▸ DIRECTIONS
Identify all lines of the data containing the string "content" and copy them.

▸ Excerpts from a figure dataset
"""

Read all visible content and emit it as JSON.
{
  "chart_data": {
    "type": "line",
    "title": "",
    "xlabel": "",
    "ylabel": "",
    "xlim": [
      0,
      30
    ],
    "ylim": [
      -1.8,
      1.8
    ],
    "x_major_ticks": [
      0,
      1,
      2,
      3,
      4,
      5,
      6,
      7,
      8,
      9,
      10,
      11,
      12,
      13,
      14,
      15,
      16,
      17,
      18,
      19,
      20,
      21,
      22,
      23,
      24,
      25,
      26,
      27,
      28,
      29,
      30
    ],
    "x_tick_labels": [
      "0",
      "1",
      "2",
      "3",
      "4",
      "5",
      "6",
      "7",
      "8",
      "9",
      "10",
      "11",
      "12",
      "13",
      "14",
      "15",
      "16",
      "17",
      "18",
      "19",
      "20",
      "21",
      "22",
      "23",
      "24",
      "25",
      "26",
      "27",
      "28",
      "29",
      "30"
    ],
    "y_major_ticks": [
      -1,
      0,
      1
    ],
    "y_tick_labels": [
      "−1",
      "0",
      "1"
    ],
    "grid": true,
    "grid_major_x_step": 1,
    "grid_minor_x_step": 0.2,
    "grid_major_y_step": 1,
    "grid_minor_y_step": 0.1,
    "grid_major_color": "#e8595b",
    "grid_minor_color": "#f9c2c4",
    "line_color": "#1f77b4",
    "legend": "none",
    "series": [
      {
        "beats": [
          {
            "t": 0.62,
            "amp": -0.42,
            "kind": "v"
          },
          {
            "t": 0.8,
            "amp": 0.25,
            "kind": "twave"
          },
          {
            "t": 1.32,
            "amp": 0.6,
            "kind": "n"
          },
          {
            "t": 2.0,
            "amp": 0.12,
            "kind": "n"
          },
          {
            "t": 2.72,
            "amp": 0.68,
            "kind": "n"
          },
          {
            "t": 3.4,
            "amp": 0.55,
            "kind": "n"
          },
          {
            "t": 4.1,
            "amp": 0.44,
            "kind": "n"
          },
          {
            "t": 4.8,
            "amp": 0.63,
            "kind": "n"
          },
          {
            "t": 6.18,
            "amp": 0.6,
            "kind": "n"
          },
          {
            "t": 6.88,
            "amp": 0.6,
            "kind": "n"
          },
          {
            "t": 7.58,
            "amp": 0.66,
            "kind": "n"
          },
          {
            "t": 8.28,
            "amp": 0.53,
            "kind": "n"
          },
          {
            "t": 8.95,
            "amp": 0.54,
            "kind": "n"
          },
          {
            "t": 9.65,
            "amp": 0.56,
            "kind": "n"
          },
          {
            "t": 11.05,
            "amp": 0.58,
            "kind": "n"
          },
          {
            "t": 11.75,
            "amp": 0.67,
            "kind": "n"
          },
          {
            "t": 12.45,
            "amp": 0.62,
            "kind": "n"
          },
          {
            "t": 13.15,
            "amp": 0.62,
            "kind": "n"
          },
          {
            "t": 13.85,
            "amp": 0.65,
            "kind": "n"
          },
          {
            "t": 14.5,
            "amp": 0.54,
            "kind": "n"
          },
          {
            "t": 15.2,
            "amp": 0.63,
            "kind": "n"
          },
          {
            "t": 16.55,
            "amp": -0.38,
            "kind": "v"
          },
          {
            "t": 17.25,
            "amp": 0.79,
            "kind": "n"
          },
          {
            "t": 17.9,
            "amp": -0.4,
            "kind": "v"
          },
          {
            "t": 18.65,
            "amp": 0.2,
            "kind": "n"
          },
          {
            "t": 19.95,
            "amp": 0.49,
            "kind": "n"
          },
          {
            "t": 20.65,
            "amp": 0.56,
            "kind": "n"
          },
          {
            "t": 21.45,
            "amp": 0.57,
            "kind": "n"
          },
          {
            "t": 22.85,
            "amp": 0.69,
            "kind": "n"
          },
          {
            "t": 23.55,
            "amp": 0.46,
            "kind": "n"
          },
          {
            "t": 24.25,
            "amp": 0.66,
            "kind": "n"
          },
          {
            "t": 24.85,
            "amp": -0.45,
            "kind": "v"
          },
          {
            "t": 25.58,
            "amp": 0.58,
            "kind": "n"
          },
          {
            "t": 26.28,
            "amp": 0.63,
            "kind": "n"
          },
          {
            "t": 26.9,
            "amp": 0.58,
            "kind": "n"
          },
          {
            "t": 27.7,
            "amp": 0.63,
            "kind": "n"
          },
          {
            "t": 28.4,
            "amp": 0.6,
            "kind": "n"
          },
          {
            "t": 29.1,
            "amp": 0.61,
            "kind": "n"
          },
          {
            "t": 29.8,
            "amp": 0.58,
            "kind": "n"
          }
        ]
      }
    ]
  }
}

"""
"""

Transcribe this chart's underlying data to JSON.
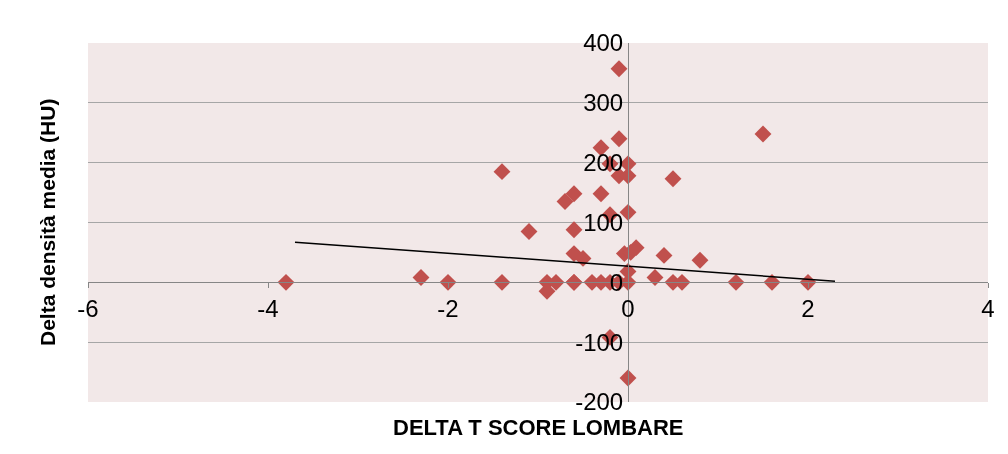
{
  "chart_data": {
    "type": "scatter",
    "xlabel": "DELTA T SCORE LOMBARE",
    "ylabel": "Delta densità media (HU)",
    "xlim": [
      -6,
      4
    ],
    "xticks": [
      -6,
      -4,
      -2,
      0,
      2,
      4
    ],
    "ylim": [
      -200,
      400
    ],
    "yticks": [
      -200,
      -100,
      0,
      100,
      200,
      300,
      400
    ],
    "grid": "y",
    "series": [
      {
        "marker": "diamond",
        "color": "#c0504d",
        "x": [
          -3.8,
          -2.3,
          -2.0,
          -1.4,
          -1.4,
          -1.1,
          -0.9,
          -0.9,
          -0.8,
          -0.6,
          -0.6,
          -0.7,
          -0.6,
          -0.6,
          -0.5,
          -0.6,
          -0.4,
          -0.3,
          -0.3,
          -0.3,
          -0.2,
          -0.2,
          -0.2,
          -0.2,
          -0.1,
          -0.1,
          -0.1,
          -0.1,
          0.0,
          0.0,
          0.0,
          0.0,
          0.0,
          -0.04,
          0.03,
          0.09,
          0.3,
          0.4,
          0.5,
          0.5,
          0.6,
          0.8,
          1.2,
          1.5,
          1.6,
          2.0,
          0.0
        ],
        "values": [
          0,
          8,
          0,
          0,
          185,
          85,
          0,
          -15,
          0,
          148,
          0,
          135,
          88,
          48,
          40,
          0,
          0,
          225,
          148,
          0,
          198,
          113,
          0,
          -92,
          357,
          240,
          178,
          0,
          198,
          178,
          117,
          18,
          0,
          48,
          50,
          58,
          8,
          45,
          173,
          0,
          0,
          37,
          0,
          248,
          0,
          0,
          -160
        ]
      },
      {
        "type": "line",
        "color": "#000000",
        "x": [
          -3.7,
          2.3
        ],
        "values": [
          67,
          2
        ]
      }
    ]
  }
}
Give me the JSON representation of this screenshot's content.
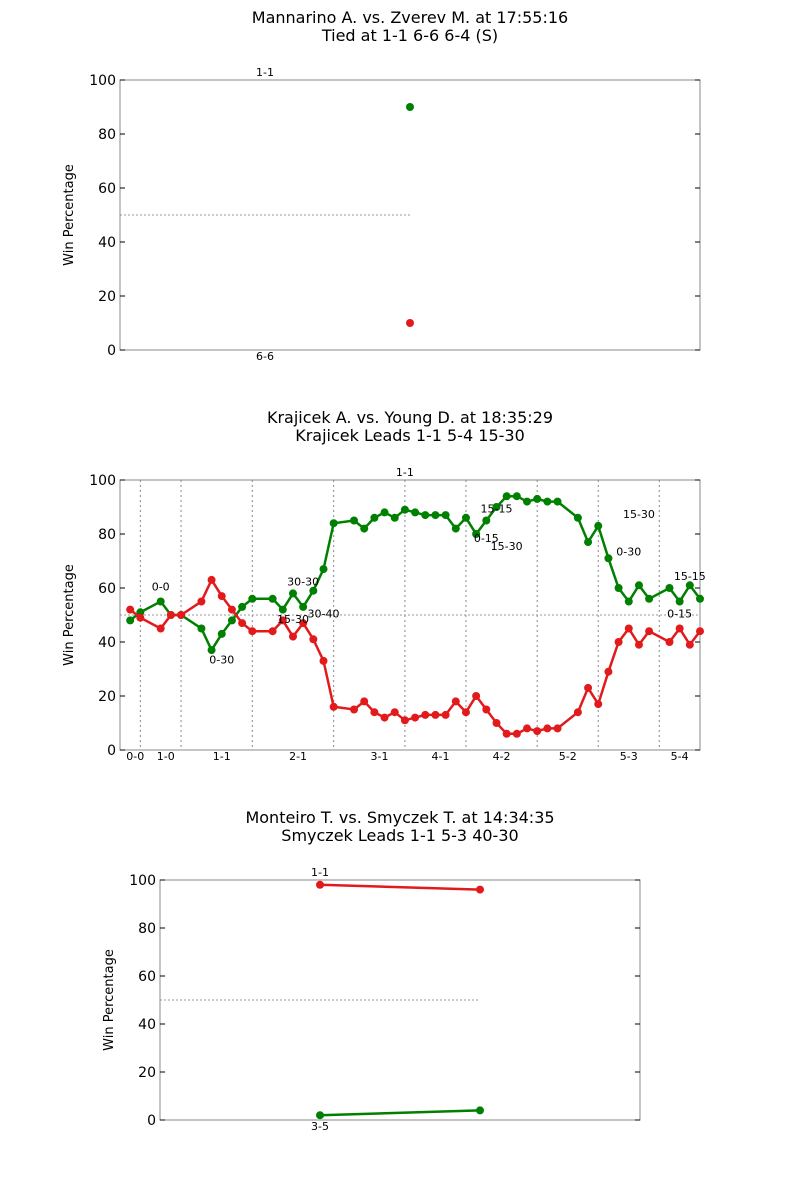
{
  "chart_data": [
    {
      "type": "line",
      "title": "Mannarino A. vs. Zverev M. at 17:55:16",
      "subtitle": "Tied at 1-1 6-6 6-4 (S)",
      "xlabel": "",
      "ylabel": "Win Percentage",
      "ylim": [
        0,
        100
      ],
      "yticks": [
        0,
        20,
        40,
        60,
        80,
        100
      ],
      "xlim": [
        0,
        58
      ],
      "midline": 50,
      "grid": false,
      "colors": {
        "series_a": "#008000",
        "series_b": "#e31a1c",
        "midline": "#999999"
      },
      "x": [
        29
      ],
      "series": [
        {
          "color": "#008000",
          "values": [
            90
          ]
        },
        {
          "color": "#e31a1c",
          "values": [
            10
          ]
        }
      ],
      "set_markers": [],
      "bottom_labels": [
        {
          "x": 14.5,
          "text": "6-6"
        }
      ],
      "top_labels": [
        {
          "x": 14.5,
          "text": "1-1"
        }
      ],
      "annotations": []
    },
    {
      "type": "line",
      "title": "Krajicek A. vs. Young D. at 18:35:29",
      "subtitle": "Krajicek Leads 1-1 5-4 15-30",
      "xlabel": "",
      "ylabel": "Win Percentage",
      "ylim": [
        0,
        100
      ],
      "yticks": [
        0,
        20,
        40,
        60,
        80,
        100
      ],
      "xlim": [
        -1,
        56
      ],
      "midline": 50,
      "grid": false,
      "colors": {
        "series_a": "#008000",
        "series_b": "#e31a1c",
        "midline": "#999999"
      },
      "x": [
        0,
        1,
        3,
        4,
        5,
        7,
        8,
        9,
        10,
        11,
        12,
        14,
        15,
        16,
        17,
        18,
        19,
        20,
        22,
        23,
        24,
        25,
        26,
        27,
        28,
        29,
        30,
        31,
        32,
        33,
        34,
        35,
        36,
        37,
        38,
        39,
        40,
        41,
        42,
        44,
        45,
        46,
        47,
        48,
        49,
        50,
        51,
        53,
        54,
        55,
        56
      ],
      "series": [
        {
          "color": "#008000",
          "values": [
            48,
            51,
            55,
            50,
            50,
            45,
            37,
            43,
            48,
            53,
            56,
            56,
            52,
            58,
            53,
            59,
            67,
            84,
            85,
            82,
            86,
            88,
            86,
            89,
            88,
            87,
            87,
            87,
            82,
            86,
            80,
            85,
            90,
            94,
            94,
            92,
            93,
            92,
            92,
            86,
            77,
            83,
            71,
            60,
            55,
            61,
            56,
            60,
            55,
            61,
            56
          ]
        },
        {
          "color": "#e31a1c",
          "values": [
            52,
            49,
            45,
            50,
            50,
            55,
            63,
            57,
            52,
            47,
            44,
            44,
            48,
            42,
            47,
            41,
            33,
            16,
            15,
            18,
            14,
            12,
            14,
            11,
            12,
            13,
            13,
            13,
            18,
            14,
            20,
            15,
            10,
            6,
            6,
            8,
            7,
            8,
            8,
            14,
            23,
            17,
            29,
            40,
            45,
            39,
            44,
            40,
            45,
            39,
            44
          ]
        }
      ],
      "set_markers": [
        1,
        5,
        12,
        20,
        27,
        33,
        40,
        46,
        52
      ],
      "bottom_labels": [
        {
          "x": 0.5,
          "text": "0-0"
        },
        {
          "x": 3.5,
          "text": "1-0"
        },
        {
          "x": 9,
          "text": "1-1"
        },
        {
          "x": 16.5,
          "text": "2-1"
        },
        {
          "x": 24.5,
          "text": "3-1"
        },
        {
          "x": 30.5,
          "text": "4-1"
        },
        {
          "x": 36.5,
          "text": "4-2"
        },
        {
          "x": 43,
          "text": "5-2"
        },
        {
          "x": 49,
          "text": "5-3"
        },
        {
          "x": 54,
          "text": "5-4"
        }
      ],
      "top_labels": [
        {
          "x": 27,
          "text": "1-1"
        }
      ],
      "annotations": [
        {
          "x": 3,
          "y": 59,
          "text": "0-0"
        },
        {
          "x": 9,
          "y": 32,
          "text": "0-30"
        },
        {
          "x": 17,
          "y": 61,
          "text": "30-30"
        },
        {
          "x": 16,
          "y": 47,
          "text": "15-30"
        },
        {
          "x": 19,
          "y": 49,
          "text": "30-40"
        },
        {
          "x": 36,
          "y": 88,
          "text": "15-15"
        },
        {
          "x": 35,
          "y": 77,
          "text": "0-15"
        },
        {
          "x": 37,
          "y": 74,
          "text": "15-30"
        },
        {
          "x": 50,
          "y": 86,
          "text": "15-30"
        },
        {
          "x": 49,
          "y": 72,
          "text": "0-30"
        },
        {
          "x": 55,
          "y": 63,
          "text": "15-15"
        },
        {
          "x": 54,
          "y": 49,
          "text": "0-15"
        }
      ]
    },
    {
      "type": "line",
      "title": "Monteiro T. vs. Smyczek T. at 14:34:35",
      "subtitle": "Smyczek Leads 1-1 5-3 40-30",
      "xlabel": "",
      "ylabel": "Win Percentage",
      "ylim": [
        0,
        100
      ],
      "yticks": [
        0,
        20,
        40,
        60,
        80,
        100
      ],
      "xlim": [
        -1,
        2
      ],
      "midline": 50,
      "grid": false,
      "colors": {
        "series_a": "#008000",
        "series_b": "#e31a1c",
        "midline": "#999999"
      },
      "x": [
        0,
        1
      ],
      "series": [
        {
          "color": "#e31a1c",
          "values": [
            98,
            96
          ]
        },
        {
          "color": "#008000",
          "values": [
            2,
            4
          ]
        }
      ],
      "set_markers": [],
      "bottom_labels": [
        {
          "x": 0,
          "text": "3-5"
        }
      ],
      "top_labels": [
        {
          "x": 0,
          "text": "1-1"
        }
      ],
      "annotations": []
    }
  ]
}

"""

▸ SOLUTION BELOW
Read all visible content and emit it as JSON.
Give me the JSON representation of this screenshot's content.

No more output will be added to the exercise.